Exercise materials »
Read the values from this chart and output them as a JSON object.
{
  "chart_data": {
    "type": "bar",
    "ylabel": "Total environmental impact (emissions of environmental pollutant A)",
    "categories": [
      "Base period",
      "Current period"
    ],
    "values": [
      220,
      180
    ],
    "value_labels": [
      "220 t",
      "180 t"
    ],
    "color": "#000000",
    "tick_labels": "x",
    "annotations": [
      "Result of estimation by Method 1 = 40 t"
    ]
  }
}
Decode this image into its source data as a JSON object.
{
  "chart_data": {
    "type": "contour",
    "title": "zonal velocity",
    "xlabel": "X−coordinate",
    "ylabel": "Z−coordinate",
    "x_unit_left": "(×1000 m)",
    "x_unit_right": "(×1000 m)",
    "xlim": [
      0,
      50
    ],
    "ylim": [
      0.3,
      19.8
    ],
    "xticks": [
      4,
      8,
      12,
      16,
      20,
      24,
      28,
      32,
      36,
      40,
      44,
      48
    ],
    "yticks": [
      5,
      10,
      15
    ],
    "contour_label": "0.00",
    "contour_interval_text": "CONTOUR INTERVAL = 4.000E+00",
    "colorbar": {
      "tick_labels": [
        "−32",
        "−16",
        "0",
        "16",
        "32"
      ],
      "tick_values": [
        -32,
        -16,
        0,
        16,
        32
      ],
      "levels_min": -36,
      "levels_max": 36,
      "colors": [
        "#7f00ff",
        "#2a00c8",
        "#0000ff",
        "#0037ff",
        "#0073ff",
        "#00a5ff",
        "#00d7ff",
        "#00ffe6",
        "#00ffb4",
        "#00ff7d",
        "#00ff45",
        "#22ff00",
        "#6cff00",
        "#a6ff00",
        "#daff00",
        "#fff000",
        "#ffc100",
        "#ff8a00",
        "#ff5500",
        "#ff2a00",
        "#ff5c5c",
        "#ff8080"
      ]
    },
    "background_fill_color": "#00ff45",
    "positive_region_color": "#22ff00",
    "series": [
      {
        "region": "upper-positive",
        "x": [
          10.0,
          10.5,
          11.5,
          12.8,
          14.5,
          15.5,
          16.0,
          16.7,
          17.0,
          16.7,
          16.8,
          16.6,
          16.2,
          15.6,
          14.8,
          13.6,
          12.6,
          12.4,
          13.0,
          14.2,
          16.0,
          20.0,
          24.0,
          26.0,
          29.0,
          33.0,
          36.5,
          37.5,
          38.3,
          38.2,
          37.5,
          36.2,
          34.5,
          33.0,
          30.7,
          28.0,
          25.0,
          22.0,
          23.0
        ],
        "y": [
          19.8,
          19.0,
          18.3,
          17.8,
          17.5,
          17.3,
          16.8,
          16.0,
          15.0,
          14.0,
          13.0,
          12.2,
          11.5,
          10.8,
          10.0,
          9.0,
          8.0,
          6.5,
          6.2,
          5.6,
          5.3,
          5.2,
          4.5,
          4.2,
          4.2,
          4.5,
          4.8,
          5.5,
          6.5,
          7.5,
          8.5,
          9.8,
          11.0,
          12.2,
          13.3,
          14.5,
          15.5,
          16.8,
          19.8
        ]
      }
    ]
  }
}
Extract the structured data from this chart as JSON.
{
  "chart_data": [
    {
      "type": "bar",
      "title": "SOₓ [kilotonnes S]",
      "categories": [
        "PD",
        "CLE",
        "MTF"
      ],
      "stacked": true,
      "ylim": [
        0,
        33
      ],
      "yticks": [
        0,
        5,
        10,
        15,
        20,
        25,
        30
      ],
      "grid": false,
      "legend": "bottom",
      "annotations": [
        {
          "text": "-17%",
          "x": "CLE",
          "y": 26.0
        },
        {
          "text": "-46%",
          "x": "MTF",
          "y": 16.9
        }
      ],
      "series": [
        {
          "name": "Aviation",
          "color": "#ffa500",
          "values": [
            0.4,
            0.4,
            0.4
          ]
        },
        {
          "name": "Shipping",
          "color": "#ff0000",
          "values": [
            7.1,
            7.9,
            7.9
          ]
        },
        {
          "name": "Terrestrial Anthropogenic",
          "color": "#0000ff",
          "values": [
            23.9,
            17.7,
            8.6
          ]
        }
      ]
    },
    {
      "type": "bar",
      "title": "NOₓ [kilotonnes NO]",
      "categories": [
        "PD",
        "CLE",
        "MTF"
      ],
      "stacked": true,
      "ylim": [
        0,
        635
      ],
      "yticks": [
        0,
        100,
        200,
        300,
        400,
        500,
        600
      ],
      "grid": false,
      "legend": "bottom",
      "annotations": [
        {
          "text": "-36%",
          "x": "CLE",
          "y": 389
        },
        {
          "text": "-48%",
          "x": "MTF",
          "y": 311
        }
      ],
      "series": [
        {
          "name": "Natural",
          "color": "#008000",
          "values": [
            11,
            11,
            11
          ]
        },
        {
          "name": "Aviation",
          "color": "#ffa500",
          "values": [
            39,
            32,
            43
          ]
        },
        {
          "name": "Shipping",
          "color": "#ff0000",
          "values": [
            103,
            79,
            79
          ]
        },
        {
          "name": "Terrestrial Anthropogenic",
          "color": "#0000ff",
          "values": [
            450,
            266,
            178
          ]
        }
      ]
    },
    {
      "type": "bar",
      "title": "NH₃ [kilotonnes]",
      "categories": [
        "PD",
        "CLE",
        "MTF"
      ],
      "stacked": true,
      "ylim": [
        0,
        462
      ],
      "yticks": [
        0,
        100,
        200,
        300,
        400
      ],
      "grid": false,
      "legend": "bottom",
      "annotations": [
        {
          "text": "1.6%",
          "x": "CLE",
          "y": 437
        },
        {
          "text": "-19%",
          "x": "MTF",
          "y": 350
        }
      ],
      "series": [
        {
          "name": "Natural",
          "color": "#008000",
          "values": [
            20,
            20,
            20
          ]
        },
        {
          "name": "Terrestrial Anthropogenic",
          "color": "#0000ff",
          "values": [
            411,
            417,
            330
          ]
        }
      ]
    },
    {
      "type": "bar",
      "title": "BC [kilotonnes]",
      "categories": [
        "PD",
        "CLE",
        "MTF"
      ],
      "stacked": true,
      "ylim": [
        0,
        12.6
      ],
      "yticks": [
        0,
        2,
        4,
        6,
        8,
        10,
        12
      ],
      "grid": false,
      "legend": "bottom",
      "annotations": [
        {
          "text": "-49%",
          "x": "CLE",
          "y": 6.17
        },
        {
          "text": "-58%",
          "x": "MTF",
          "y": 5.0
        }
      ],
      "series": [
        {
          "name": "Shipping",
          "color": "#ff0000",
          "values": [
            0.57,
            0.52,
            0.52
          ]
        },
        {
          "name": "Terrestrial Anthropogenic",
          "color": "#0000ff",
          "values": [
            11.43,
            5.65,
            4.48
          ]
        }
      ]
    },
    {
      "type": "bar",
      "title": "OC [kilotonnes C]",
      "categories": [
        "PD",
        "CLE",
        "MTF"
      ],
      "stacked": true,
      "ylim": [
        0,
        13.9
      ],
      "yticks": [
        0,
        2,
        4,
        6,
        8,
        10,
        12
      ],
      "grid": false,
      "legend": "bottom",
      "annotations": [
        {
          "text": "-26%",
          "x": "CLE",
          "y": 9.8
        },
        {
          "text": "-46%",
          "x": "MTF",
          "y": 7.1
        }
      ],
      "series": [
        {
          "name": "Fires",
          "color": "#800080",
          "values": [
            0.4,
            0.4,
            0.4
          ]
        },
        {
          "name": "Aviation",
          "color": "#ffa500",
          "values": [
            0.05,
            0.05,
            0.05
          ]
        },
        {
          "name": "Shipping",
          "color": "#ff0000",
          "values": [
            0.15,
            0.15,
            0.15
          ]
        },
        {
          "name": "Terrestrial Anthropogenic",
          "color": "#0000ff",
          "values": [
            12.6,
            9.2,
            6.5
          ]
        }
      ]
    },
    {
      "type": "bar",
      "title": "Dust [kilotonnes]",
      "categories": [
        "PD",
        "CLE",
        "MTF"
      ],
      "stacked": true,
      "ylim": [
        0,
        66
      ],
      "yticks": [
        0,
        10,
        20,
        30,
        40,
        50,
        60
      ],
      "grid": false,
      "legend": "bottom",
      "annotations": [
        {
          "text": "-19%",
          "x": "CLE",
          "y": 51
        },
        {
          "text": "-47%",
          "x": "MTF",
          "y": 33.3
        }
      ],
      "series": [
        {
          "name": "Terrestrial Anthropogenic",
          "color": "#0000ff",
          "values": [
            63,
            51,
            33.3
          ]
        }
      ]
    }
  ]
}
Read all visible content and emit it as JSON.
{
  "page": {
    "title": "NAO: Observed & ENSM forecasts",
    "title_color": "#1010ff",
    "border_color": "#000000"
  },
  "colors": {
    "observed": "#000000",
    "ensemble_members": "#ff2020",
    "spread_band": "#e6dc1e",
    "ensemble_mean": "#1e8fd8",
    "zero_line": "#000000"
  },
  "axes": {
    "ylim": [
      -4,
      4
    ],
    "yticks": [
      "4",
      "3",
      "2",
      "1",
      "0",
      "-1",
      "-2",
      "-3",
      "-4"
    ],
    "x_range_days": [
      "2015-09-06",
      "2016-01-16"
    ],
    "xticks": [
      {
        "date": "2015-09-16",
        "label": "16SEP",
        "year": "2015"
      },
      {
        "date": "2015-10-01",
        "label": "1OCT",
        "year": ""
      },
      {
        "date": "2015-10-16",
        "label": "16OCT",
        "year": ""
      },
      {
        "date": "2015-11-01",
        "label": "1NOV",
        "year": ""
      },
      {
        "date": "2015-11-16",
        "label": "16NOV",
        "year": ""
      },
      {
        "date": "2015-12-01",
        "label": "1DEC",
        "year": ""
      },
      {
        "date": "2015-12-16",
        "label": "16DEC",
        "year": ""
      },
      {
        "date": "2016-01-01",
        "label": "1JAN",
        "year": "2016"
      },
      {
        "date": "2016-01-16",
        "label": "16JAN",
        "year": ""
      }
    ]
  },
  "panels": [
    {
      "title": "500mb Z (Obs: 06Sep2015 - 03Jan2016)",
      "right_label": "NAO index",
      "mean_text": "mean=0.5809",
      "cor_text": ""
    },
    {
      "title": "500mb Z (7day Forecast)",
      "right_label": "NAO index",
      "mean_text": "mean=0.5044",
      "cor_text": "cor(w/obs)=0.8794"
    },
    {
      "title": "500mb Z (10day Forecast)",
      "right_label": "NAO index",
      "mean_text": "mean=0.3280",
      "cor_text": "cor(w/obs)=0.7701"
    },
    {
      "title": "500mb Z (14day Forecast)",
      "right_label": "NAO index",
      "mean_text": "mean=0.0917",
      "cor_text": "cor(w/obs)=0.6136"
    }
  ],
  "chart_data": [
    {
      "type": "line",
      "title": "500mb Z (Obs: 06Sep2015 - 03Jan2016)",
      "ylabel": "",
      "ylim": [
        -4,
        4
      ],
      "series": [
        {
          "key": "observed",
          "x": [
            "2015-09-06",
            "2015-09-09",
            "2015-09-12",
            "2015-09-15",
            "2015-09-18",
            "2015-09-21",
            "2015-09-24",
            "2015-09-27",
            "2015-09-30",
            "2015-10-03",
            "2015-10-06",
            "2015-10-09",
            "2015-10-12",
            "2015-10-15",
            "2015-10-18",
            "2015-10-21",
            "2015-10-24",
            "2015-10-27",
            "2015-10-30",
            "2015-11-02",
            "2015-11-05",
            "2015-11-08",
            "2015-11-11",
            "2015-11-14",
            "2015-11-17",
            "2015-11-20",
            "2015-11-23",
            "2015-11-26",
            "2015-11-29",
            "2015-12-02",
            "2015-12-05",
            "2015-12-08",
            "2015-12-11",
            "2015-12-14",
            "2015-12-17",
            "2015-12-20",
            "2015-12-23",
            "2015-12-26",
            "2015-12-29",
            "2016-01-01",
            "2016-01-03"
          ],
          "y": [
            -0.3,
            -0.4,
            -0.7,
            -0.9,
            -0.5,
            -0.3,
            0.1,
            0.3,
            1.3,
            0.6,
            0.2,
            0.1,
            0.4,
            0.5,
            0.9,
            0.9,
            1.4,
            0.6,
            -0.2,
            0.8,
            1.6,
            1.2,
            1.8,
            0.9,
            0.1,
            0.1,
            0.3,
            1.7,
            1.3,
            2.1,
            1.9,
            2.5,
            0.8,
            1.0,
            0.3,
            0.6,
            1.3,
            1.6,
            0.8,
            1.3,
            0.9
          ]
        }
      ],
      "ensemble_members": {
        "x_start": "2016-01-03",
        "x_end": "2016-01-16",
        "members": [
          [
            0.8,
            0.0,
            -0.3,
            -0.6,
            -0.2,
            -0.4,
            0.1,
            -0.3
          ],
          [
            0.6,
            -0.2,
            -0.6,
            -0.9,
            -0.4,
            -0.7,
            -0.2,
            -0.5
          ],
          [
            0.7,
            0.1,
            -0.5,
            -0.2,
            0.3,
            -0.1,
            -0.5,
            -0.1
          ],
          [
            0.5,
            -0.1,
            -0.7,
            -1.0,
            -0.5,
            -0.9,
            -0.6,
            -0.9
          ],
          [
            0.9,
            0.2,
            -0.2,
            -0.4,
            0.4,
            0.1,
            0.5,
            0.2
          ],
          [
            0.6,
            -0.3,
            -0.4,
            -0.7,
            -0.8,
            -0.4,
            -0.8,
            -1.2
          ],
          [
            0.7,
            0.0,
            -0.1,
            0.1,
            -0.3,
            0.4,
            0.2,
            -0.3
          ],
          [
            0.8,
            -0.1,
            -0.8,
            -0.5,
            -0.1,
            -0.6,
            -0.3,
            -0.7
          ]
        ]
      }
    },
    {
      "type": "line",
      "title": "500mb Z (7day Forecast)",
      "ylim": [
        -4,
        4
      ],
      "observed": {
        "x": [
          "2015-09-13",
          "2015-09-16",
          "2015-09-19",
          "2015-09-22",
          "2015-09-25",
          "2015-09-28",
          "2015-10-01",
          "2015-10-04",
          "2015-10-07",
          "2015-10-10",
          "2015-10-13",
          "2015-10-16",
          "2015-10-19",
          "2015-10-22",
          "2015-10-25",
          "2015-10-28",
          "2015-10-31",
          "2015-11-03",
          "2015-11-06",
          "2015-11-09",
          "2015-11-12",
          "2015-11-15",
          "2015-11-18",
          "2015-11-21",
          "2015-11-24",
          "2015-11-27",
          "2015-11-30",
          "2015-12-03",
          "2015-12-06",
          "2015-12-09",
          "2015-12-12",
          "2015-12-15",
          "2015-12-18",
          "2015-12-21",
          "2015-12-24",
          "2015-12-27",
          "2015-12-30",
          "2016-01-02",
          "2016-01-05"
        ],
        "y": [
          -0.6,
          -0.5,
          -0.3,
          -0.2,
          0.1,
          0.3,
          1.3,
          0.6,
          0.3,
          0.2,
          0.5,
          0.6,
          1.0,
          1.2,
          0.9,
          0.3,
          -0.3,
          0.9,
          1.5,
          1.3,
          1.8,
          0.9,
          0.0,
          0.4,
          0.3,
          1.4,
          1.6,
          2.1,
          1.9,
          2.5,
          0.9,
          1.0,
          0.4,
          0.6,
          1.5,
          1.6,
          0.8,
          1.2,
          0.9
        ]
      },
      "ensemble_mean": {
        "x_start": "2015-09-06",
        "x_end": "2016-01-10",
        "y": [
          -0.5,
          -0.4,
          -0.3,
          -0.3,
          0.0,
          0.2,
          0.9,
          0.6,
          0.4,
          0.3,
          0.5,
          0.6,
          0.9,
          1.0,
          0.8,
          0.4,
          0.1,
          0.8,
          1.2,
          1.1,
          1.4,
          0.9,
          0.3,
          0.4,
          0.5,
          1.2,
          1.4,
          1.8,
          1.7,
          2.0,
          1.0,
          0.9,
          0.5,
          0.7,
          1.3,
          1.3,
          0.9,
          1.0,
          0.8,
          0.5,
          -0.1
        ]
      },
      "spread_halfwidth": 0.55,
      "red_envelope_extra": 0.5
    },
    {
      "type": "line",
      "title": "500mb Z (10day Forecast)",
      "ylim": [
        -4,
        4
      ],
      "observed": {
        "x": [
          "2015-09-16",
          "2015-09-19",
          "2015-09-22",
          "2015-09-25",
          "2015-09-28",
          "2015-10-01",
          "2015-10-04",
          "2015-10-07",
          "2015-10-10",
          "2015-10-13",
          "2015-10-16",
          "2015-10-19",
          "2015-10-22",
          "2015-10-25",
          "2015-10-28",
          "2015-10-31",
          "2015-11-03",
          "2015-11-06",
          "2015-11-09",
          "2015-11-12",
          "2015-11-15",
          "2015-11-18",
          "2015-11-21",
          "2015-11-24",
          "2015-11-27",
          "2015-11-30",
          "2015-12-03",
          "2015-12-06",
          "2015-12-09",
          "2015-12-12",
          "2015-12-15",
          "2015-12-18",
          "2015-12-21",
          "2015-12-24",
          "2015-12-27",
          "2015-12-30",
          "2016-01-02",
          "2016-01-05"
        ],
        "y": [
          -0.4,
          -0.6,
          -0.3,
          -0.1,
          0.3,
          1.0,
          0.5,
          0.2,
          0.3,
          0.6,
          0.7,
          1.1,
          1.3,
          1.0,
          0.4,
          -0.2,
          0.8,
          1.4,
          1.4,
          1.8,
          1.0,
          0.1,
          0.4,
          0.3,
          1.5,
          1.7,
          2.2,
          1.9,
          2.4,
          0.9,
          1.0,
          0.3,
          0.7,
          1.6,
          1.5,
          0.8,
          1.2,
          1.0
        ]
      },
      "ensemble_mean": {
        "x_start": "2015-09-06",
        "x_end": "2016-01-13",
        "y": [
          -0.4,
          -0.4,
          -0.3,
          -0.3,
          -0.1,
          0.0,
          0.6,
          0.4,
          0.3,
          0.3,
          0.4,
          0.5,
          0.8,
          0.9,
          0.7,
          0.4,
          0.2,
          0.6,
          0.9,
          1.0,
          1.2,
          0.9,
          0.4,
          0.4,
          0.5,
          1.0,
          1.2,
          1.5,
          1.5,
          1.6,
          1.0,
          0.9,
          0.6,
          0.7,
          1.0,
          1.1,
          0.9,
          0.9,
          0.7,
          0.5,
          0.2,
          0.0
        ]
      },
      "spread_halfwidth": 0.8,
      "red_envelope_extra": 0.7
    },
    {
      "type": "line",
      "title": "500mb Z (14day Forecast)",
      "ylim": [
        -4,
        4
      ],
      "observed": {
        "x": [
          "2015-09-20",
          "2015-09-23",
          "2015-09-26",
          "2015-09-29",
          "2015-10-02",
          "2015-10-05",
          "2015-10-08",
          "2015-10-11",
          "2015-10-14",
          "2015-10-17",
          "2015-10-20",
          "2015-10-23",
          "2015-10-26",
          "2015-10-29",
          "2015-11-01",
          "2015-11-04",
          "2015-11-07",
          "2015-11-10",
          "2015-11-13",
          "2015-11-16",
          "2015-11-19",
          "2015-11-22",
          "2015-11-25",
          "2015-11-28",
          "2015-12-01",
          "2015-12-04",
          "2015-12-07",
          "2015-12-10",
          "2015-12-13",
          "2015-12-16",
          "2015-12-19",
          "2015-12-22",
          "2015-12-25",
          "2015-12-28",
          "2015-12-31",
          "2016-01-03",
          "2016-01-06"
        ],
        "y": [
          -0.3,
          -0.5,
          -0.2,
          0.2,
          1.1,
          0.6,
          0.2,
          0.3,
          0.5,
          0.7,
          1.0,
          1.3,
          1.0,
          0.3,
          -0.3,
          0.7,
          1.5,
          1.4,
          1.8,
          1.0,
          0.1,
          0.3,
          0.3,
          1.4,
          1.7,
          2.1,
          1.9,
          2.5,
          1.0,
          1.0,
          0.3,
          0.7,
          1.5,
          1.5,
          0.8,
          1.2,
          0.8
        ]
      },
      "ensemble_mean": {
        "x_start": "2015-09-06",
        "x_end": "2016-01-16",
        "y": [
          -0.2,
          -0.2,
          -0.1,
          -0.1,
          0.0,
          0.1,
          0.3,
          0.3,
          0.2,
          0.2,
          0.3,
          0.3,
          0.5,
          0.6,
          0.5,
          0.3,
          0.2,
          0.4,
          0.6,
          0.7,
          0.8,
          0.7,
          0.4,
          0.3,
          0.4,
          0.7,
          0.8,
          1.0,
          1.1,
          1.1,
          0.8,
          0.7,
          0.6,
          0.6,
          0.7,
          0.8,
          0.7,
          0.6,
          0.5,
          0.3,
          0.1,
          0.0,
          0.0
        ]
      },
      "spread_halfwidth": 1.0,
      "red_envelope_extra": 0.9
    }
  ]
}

What this task involves »
Check the data for the word "JSON" and pull out the lines that have it.

Written solution »
Read the values from this chart and output them as a JSON object.
Decode this image into its source data as a JSON object.
Extract the structured data from this chart as JSON.
Read all visible content and emit it as JSON.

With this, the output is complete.